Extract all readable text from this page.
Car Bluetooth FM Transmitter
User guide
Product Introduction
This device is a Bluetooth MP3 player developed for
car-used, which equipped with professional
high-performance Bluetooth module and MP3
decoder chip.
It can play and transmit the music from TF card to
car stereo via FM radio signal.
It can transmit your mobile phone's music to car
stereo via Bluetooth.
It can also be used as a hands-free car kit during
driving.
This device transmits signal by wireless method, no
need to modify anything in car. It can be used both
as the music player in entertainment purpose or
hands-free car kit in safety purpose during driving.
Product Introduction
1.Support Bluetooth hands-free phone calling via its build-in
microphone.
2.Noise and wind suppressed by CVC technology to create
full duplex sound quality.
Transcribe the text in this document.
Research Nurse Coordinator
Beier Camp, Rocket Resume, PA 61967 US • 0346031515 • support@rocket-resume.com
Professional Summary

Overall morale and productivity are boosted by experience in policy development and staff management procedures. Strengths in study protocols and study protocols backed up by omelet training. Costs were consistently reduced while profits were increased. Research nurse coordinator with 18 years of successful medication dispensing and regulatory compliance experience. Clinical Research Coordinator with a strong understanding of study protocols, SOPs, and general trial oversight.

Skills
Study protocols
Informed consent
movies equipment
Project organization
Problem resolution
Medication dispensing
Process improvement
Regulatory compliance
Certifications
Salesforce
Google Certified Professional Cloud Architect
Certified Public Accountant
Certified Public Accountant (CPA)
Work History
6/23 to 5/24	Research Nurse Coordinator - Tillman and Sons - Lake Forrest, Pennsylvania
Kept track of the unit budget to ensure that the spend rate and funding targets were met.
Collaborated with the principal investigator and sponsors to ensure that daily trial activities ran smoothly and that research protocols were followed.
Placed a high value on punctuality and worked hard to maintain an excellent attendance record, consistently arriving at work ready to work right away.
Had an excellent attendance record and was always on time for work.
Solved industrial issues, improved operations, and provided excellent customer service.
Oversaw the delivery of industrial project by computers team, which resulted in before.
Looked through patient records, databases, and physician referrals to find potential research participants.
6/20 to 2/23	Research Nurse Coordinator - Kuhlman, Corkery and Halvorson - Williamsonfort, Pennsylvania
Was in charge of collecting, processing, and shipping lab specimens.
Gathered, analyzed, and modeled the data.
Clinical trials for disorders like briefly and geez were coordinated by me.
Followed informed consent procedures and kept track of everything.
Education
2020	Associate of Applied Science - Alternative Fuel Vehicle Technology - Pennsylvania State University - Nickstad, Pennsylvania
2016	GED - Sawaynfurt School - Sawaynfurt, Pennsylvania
_ _ _ _ _
**PROMPT**
Write out the data exactly as it stands.

**SOLUTION BELOW**
Extract all readable text from this page.
Car Bluetooth FM Transmitter
User guide
Product Introduction
This device is a Bluetooth MP3 player developed for
car-used, which equipped with professional
high-performance Bluetooth module and MP3
decoder chip.
It can play and transmit the music from TF card to
car stereo via FM radio signal.
It can transmit your mobile phone's music to car
stereo via Bluetooth.
It can also be used as a hands-free car kit during
driving.
This device transmits signal by wireless method, no
need to modify anything in car. It can be used both
as the music player in entertainment purpose or
hands-free car kit in safety purpose during driving.
Product Introduction
1.Support Bluetooth hands-free phone calling via its build-in
microphone.
2.Noise and wind suppressed by CVC technology to create
full duplex sound quality.
Transcribe the text in this document.
Research Nurse Coordinator
Beier Camp, Rocket Resume, PA 61967 US • 0346031515 • support@rocket-resume.com
Professional Summary

Overall morale and productivity are boosted by experience in policy development and staff management procedures. Strengths in study protocols and study protocols backed up by omelet training. Costs were consistently reduced while profits were increased. Research nurse coordinator with 18 years of successful medication dispensing and regulatory compliance experience. Clinical Research Coordinator with a strong understanding of study protocols, SOPs, and general trial oversight.

Skills
Study protocols
Informed consent
movies equipment
Project organization
Problem resolution
Medication dispensing
Process improvement
Regulatory compliance
Certifications
Salesforce
Google Certified Professional Cloud Architect
Certified Public Accountant
Certified Public Accountant (CPA)
Work History
6/23 to 5/24	Research Nurse Coordinator - Tillman and Sons - Lake Forrest, Pennsylvania
Kept track of the unit budget to ensure that the spend rate and funding targets were met.
Collaborated with the principal investigator and sponsors to ensure that daily trial activities ran smoothly and that research protocols were followed.
Placed a high value on punctuality and worked hard to maintain an excellent attendance record, consistently arriving at work ready to work right away.
Had an excellent attendance record and was always on time for work.
Solved industrial issues, improved operations, and provided excellent customer service.
Oversaw the delivery of industrial project by computers team, which resulted in before.
Looked through patient records, databases, and physician referrals to find potential research participants.
6/20 to 2/23	Research Nurse Coordinator - Kuhlman, Corkery and Halvorson - Williamsonfort, Pennsylvania
Was in charge of collecting, processing, and shipping lab specimens.
Gathered, analyzed, and modeled the data.
Clinical trials for disorders like briefly and geez were coordinated by me.
Followed informed consent procedures and kept track of everything.
Education
2020	Associate of Applied Science - Alternative Fuel Vehicle Technology - Pennsylvania State University - Nickstad, Pennsylvania
2016	GED - Sawaynfurt School - Sawaynfurt, Pennsylvania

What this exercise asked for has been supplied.